AIM >> Would you restate all the data that follows, word for word?

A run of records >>
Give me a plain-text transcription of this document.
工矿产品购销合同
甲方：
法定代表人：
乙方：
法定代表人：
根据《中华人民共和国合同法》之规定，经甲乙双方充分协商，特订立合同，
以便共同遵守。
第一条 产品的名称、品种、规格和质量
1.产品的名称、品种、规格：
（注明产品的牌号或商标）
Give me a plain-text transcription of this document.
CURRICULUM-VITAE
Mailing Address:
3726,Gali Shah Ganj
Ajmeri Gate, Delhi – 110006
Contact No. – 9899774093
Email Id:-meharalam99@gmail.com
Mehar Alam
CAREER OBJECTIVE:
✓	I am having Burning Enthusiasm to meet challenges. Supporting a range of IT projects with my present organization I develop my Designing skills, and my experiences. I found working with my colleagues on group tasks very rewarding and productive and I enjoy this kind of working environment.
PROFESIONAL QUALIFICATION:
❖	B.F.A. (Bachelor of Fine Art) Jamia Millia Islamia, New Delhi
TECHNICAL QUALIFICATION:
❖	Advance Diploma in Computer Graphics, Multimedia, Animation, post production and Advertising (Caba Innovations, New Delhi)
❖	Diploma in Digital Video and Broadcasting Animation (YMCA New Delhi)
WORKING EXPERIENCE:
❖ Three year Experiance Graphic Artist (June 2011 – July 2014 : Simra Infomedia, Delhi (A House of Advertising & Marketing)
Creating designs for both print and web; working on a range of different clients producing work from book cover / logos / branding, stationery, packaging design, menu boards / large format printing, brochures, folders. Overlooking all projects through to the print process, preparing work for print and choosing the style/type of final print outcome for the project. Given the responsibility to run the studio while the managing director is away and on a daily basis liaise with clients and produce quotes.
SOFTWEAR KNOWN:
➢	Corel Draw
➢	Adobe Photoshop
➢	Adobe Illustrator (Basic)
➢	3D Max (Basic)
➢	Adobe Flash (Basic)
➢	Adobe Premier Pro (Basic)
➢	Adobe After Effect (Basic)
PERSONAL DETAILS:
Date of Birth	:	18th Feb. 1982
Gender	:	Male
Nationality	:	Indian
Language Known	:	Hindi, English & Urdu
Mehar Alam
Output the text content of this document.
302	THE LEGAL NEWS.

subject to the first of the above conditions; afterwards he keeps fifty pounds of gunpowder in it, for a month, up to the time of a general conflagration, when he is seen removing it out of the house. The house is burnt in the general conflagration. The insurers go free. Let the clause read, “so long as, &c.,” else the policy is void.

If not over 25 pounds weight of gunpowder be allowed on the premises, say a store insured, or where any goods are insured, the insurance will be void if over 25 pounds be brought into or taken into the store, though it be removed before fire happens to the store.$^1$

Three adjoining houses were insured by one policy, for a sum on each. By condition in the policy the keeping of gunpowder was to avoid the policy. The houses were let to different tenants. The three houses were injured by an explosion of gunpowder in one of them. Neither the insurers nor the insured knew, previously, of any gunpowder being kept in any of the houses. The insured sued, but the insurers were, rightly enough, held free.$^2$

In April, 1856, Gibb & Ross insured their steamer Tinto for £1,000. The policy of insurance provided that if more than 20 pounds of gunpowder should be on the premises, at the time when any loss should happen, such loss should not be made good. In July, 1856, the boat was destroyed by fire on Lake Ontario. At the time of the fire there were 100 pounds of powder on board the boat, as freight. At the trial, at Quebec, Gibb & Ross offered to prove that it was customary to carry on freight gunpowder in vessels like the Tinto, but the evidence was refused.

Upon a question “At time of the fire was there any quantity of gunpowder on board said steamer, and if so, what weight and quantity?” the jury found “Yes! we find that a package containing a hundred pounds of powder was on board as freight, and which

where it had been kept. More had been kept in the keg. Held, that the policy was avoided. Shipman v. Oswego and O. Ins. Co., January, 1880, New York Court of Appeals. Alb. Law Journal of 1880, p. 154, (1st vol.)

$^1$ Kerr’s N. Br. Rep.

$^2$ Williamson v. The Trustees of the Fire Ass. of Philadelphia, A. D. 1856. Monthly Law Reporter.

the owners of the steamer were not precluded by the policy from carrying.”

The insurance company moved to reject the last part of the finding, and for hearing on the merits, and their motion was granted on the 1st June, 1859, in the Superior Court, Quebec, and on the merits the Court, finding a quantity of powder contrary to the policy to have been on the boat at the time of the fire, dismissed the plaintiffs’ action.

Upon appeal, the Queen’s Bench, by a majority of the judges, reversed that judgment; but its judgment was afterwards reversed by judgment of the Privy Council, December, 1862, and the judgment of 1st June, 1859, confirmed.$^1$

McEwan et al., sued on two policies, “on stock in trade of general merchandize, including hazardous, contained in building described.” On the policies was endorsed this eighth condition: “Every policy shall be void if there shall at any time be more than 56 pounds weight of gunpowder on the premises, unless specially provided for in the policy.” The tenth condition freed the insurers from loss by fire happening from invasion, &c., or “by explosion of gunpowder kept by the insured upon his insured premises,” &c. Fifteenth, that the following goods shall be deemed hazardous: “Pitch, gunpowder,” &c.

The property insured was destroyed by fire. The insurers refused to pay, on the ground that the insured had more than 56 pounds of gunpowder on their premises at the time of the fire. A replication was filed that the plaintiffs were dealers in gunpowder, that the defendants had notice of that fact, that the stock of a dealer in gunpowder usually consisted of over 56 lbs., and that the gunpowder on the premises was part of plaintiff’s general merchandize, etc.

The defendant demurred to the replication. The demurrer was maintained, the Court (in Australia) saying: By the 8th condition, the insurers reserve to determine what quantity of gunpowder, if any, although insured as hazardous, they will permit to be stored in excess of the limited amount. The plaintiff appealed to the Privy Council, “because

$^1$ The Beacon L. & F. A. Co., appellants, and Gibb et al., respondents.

EXERCISE OUTPUT >>
Give me a plain-text transcription of this document.
工矿产品购销合同
甲方：
法定代表人：
乙方：
法定代表人：
根据《中华人民共和国合同法》之规定，经甲乙双方充分协商，特订立合同，
以便共同遵守。
第一条 产品的名称、品种、规格和质量
1.产品的名称、品种、规格：
（注明产品的牌号或商标）
Give me a plain-text transcription of this document.
CURRICULUM-VITAE
Mailing Address:
3726,Gali Shah Ganj
Ajmeri Gate, Delhi – 110006
Contact No. – 9899774093
Email Id:-meharalam99@gmail.com
Mehar Alam
CAREER OBJECTIVE:
✓	I am having Burning Enthusiasm to meet challenges. Supporting a range of IT projects with my present organization I develop my Designing skills, and my experiences. I found working with my colleagues on group tasks very rewarding and productive and I enjoy this kind of working environment.
PROFESIONAL QUALIFICATION:
❖	B.F.A. (Bachelor of Fine Art) Jamia Millia Islamia, New Delhi
TECHNICAL QUALIFICATION:
❖	Advance Diploma in Computer Graphics, Multimedia, Animation, post production and Advertising (Caba Innovations, New Delhi)
❖	Diploma in Digital Video and Broadcasting Animation (YMCA New Delhi)
WORKING EXPERIENCE:
❖ Three year Experiance Graphic Artist (June 2011 – July 2014 : Simra Infomedia, Delhi (A House of Advertising & Marketing)
Creating designs for both print and web; working on a range of different clients producing work from book cover / logos / branding, stationery, packaging design, menu boards / large format printing, brochures, folders. Overlooking all projects through to the print process, preparing work for print and choosing the style/type of final print outcome for the project. Given the responsibility to run the studio while the managing director is away and on a daily basis liaise with clients and produce quotes.
SOFTWEAR KNOWN:
➢	Corel Draw
➢	Adobe Photoshop
➢	Adobe Illustrator (Basic)
➢	3D Max (Basic)
➢	Adobe Flash (Basic)
➢	Adobe Premier Pro (Basic)
➢	Adobe After Effect (Basic)
PERSONAL DETAILS:
Date of Birth	:	18th Feb. 1982
Gender	:	Male
Nationality	:	Indian
Language Known	:	Hindi, English & Urdu
Mehar Alam
Output the text content of this document.
302	THE LEGAL NEWS.

subject to the first of the above conditions; afterwards he keeps fifty pounds of gunpowder in it, for a month, up to the time of a general conflagration, when he is seen removing it out of the house. The house is burnt in the general conflagration. The insurers go free. Let the clause read, “so long as, &c.,” else the policy is void.

If not over 25 pounds weight of gunpowder be allowed on the premises, say a store insured, or where any goods are insured, the insurance will be void if over 25 pounds be brought into or taken into the store, though it be removed before fire happens to the store.$^1$

Three adjoining houses were insured by one policy, for a sum on each. By condition in the policy the keeping of gunpowder was to avoid the policy. The houses were let to different tenants. The three houses were injured by an explosion of gunpowder in one of them. Neither the insurers nor the insured knew, previously, of any gunpowder being kept in any of the houses. The insured sued, but the insurers were, rightly enough, held free.$^2$

In April, 1856, Gibb & Ross insured their steamer Tinto for £1,000. The policy of insurance provided that if more than 20 pounds of gunpowder should be on the premises, at the time when any loss should happen, such loss should not be made good. In July, 1856, the boat was destroyed by fire on Lake Ontario. At the time of the fire there were 100 pounds of powder on board the boat, as freight. At the trial, at Quebec, Gibb & Ross offered to prove that it was customary to carry on freight gunpowder in vessels like the Tinto, but the evidence was refused.

Upon a question “At time of the fire was there any quantity of gunpowder on board said steamer, and if so, what weight and quantity?” the jury found “Yes! we find that a package containing a hundred pounds of powder was on board as freight, and which

where it had been kept. More had been kept in the keg. Held, that the policy was avoided. Shipman v. Oswego and O. Ins. Co., January, 1880, New York Court of Appeals. Alb. Law Journal of 1880, p. 154, (1st vol.)

$^1$ Kerr’s N. Br. Rep.

$^2$ Williamson v. The Trustees of the Fire Ass. of Philadelphia, A. D. 1856. Monthly Law Reporter.

the owners of the steamer were not precluded by the policy from carrying.”

The insurance company moved to reject the last part of the finding, and for hearing on the merits, and their motion was granted on the 1st June, 1859, in the Superior Court, Quebec, and on the merits the Court, finding a quantity of powder contrary to the policy to have been on the boat at the time of the fire, dismissed the plaintiffs’ action.

Upon appeal, the Queen’s Bench, by a majority of the judges, reversed that judgment; but its judgment was afterwards reversed by judgment of the Privy Council, December, 1862, and the judgment of 1st June, 1859, confirmed.$^1$

McEwan et al., sued on two policies, “on stock in trade of general merchandize, including hazardous, contained in building described.” On the policies was endorsed this eighth condition: “Every policy shall be void if there shall at any time be more than 56 pounds weight of gunpowder on the premises, unless specially provided for in the policy.” The tenth condition freed the insurers from loss by fire happening from invasion, &c., or “by explosion of gunpowder kept by the insured upon his insured premises,” &c. Fifteenth, that the following goods shall be deemed hazardous: “Pitch, gunpowder,” &c.

The property insured was destroyed by fire. The insurers refused to pay, on the ground that the insured had more than 56 pounds of gunpowder on their premises at the time of the fire. A replication was filed that the plaintiffs were dealers in gunpowder, that the defendants had notice of that fact, that the stock of a dealer in gunpowder usually consisted of over 56 lbs., and that the gunpowder on the premises was part of plaintiff’s general merchandize, etc.

The defendant demurred to the replication. The demurrer was maintained, the Court (in Australia) saying: By the 8th condition, the insurers reserve to determine what quantity of gunpowder, if any, although insured as hazardous, they will permit to be stored in excess of the limited amount. The plaintiff appealed to the Privy Council, “because

$^1$ The Beacon L. & F. A. Co., appellants, and Gibb et al., respondents.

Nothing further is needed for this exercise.